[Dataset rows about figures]
|---|

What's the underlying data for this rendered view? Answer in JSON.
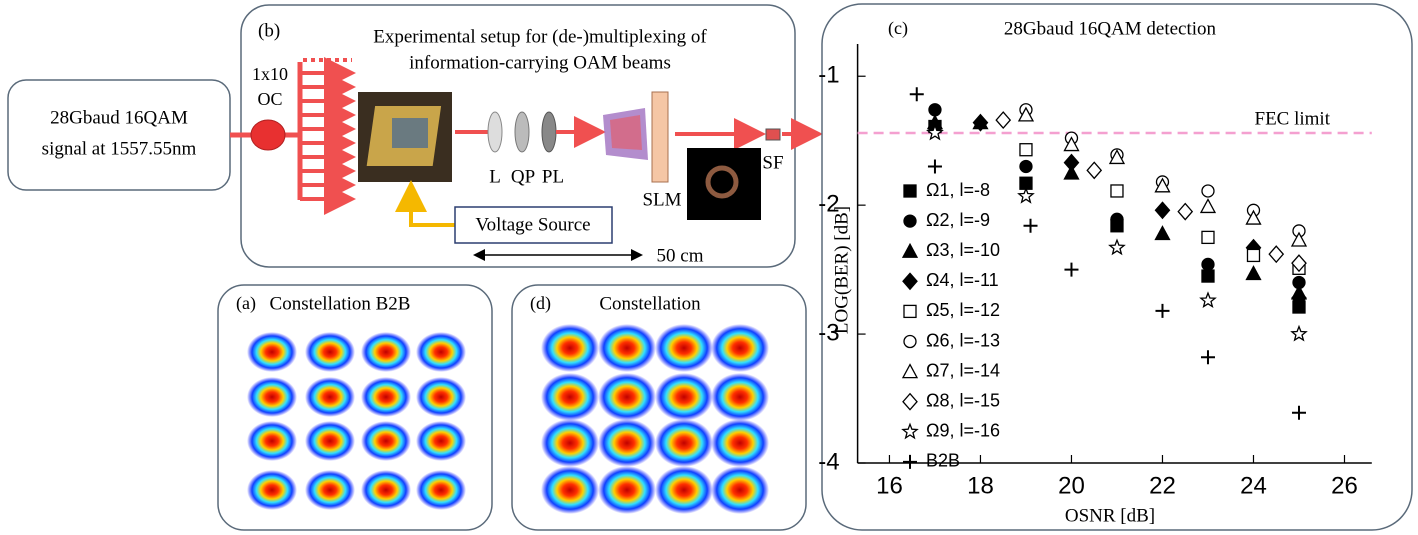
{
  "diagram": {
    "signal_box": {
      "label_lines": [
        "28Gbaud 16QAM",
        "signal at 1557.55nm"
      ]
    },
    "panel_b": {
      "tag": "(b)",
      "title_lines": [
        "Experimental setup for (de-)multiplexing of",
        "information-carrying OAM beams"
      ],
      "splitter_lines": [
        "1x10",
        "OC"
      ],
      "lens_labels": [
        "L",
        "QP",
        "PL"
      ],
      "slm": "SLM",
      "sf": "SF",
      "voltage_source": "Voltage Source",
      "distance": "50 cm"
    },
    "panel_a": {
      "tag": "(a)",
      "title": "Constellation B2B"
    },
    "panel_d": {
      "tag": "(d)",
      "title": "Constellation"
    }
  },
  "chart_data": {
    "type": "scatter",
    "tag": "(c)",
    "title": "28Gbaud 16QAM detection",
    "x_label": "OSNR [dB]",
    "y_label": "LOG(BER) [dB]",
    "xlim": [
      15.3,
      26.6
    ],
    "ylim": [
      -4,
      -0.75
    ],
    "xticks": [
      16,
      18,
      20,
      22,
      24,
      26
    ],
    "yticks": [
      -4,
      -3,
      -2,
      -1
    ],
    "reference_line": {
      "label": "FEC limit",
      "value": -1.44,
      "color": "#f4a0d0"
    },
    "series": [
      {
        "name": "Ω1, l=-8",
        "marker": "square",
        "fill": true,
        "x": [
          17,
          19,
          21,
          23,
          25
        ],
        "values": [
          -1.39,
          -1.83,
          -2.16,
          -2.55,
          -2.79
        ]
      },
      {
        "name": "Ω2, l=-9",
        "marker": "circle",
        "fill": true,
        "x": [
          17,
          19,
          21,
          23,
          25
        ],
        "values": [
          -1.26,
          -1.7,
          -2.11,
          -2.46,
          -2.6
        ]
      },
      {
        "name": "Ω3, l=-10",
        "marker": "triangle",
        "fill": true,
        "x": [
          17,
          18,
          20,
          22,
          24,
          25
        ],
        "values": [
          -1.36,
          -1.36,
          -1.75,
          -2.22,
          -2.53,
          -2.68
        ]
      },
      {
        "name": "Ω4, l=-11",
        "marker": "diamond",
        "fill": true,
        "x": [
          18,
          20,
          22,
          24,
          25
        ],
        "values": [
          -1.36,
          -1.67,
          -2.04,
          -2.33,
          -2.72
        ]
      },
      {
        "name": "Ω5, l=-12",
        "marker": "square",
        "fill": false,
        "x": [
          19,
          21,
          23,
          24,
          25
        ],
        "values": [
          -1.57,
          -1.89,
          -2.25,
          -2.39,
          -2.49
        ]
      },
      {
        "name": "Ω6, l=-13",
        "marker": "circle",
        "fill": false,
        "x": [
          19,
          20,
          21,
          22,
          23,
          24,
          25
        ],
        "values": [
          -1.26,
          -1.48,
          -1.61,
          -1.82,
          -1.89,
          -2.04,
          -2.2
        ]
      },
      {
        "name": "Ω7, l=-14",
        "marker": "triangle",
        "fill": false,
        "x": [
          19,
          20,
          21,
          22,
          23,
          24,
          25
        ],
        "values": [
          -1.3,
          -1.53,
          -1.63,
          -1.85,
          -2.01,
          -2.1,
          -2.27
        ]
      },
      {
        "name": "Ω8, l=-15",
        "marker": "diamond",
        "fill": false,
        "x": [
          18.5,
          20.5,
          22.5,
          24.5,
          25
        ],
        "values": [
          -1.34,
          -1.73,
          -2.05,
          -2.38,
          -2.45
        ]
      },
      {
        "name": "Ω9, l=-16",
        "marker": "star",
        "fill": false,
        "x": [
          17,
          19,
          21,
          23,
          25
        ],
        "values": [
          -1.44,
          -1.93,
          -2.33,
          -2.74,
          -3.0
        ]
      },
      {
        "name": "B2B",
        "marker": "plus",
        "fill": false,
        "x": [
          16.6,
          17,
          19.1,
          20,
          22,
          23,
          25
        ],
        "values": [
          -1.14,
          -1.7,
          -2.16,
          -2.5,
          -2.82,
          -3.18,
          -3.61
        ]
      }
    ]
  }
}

|---|

Omit pictures; set down the rest of the material word for word.

What's the underlying data for this rendered view? Answer in JSON.
{
  "diagram": {
    "signal_box": {
      "label_lines": [
        "28Gbaud 16QAM",
        "signal at 1557.55nm"
      ]
    },
    "panel_b": {
      "tag": "(b)",
      "title_lines": [
        "Experimental setup for (de-)multiplexing of",
        "information-carrying OAM beams"
      ],
      "splitter_lines": [
        "1x10",
        "OC"
      ],
      "lens_labels": [
        "L",
        "QP",
        "PL"
      ],
      "slm": "SLM",
      "sf": "SF",
      "voltage_source": "Voltage Source",
      "distance": "50 cm"
    },
    "panel_a": {
      "tag": "(a)",
      "title": "Constellation B2B"
    },
    "panel_d": {
      "tag": "(d)",
      "title": "Constellation"
    }
  },
  "chart_data": {
    "type": "scatter",
    "tag": "(c)",
    "title": "28Gbaud 16QAM detection",
    "x_label": "OSNR [dB]",
    "y_label": "LOG(BER) [dB]",
    "xlim": [
      15.3,
      26.6
    ],
    "ylim": [
      -4,
      -0.75
    ],
    "xticks": [
      16,
      18,
      20,
      22,
      24,
      26
    ],
    "yticks": [
      -4,
      -3,
      -2,
      -1
    ],
    "reference_line": {
      "label": "FEC limit",
      "value": -1.44,
      "color": "#f4a0d0"
    },
    "series": [
      {
        "name": "Ω1, l=-8",
        "marker": "square",
        "fill": true,
        "x": [
          17,
          19,
          21,
          23,
          25
        ],
        "values": [
          -1.39,
          -1.83,
          -2.16,
          -2.55,
          -2.79
        ]
      },
      {
        "name": "Ω2, l=-9",
        "marker": "circle",
        "fill": true,
        "x": [
          17,
          19,
          21,
          23,
          25
        ],
        "values": [
          -1.26,
          -1.7,
          -2.11,
          -2.46,
          -2.6
        ]
      },
      {
        "name": "Ω3, l=-10",
        "marker": "triangle",
        "fill": true,
        "x": [
          17,
          18,
          20,
          22,
          24,
          25
        ],
        "values": [
          -1.36,
          -1.36,
          -1.75,
          -2.22,
          -2.53,
          -2.68
        ]
      },
      {
        "name": "Ω4, l=-11",
        "marker": "diamond",
        "fill": true,
        "x": [
          18,
          20,
          22,
          24,
          25
        ],
        "values": [
          -1.36,
          -1.67,
          -2.04,
          -2.33,
          -2.72
        ]
      },
      {
        "name": "Ω5, l=-12",
        "marker": "square",
        "fill": false,
        "x": [
          19,
          21,
          23,
          24,
          25
        ],
        "values": [
          -1.57,
          -1.89,
          -2.25,
          -2.39,
          -2.49
        ]
      },
      {
        "name": "Ω6, l=-13",
        "marker": "circle",
        "fill": false,
        "x": [
          19,
          20,
          21,
          22,
          23,
          24,
          25
        ],
        "values": [
          -1.26,
          -1.48,
          -1.61,
          -1.82,
          -1.89,
          -2.04,
          -2.2
        ]
      },
      {
        "name": "Ω7, l=-14",
        "marker": "triangle",
        "fill": false,
        "x": [
          19,
          20,
          21,
          22,
          23,
          24,
          25
        ],
        "values": [
          -1.3,
          -1.53,
          -1.63,
          -1.85,
          -2.01,
          -2.1,
          -2.27
        ]
      },
      {
        "name": "Ω8, l=-15",
        "marker": "diamond",
        "fill": false,
        "x": [
          18.5,
          20.5,
          22.5,
          24.5,
          25
        ],
        "values": [
          -1.34,
          -1.73,
          -2.05,
          -2.38,
          -2.45
        ]
      },
      {
        "name": "Ω9, l=-16",
        "marker": "star",
        "fill": false,
        "x": [
          17,
          19,
          21,
          23,
          25
        ],
        "values": [
          -1.44,
          -1.93,
          -2.33,
          -2.74,
          -3.0
        ]
      },
      {
        "name": "B2B",
        "marker": "plus",
        "fill": false,
        "x": [
          16.6,
          17,
          19.1,
          20,
          22,
          23,
          25
        ],
        "values": [
          -1.14,
          -1.7,
          -2.16,
          -2.5,
          -2.82,
          -3.18,
          -3.61
        ]
      }
    ]
  }
}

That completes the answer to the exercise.